Task requirements
In the thread on seed behavior below, reproduce word for word the passage that begins with the words containing "1. using the" and ends with "change model definition)".

DeepLearnPhysics / lartpc_mlreco3d

9 stars 32 forks source link

Seed Behavior #27

Closed bnels closed 5 years ago

bnels commented 5 years ago

An observation: If I take the same model, and run with the same seed twice, I will see the same events and see the same training behavior If I take different models and run with the same seed twice I will see different events

This is likely due to the seed being set once, then

  1. using the random number generator for model creation
  2. using the random number generator for determining event ordering

It seems like we may wish to have separate seeds for model creation and training data ordering so we can know if we're seeing the same events in the same order across models (or if we change model definition)

i.e.

sampler:
    seed: 0
    name: RandomSequenceSampler
    batch_size: 8

for the sampler

and

model:
    seed: 0

for model creation

Temigo commented 5 years ago

This is happening because we create the iterator of RandomSequenceSampler (i.e. call the method RandomSequenceSampler.__iter__) after the model creation, at the first call of type next(dataloader). Hence if the model definition is different, the RNG will be called a different number of times, and by the time we reach RandomSequenceSampler.__iter__ the output will look different.

The immediate mitigation is to make sure RandomSequenceSampler.__iter__ is called before model creation.

drinkingkazu commented 5 years ago

nice detective work!

drinkingkazu commented 5 years ago

https://github.com/DeepLearnPhysics/lartpc_mlreco3d/pull/41

Information given

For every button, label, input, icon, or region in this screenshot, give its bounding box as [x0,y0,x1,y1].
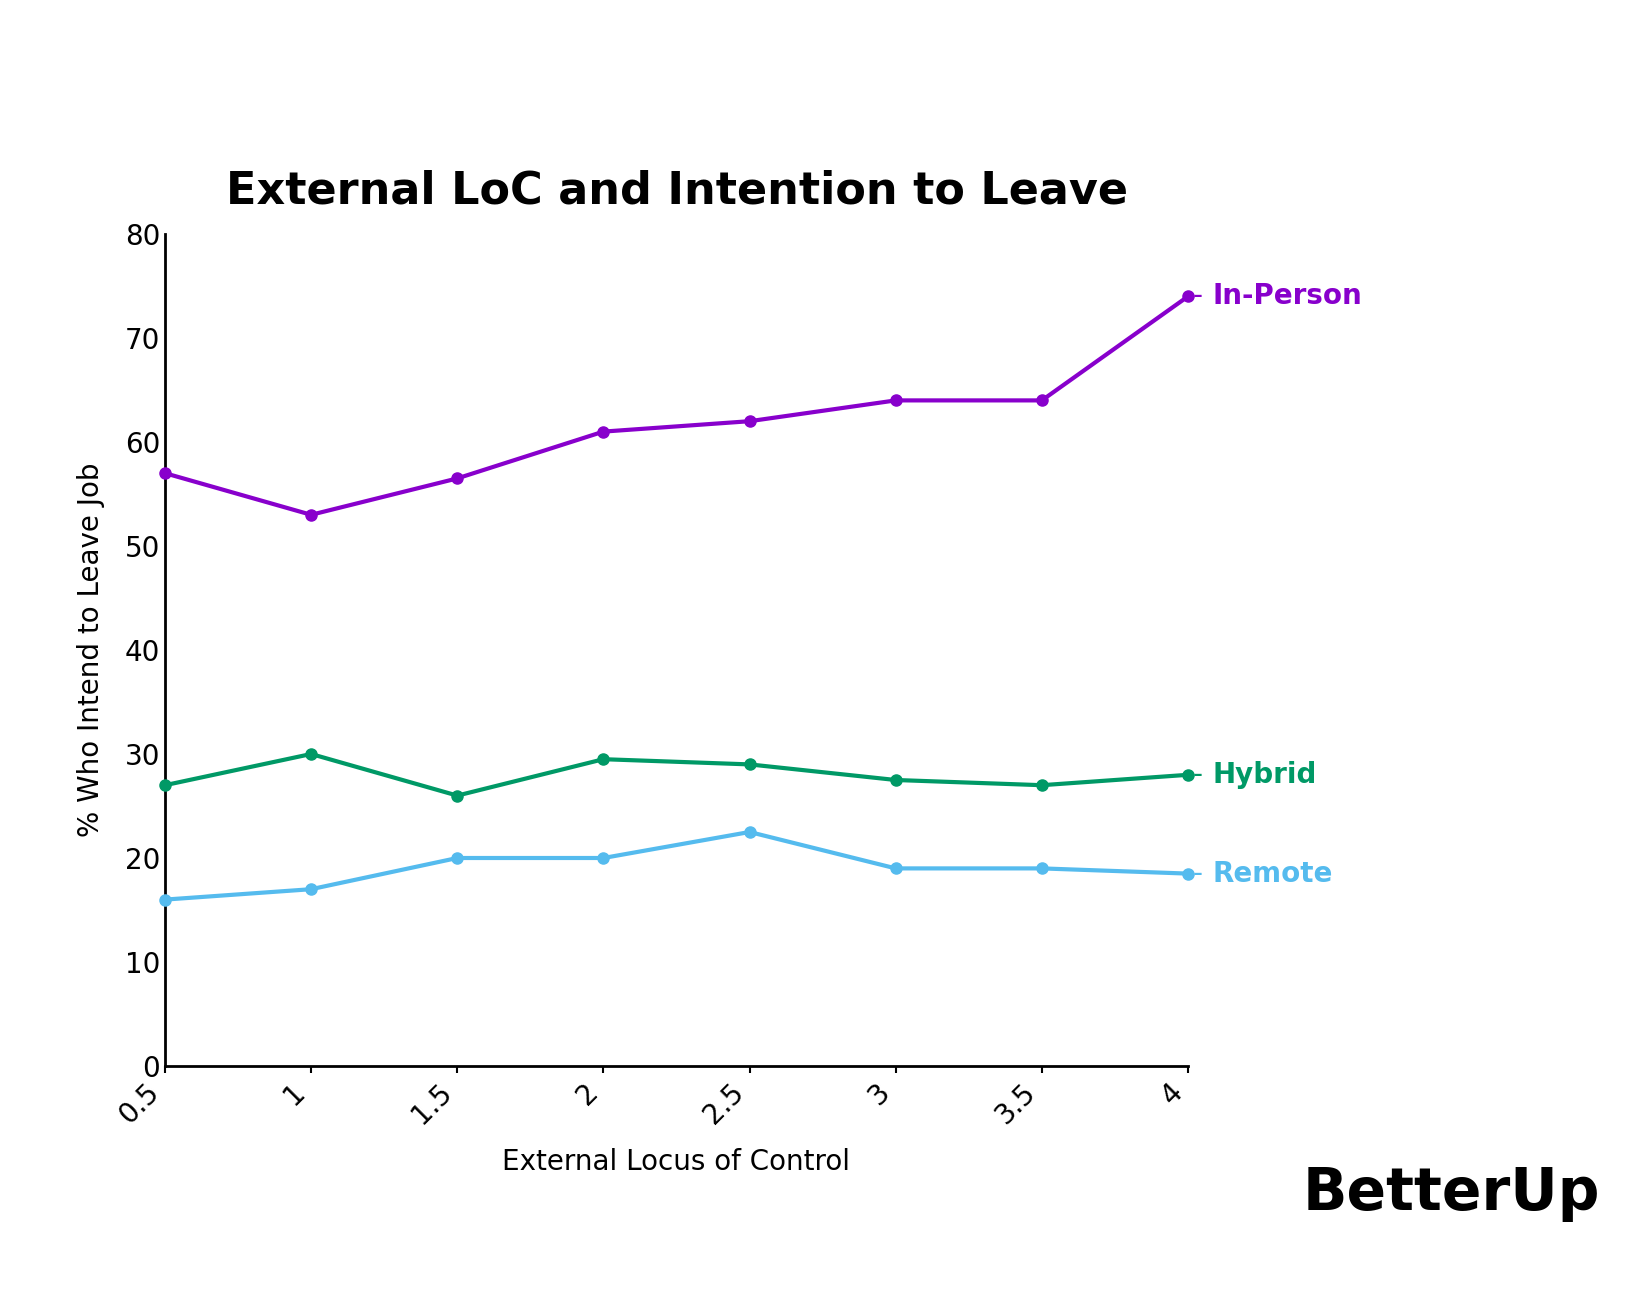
Text: Hybrid: Hybrid [1213,760,1317,789]
Text: -: - [1193,760,1211,789]
Text: -: - [1193,859,1211,888]
Text: BetterUp: BetterUp [1304,1165,1600,1222]
X-axis label: External Locus of Control: External Locus of Control [503,1148,850,1177]
Title: External LoC and Intention to Leave: External LoC and Intention to Leave [226,169,1127,212]
Text: Remote: Remote [1213,859,1333,888]
Text: In-Person: In-Person [1213,282,1363,311]
Text: -: - [1193,282,1211,311]
Y-axis label: % Who Intend to Leave Job: % Who Intend to Leave Job [78,463,106,837]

Answer to this exercise
1. using the random number generator for model creation
  2. using the random number generator for determining event ordering

It seems like we may wish to have separate seeds for model creation and training data ordering so we can know if we're seeing the same events in the same order across models (or if we change model definition)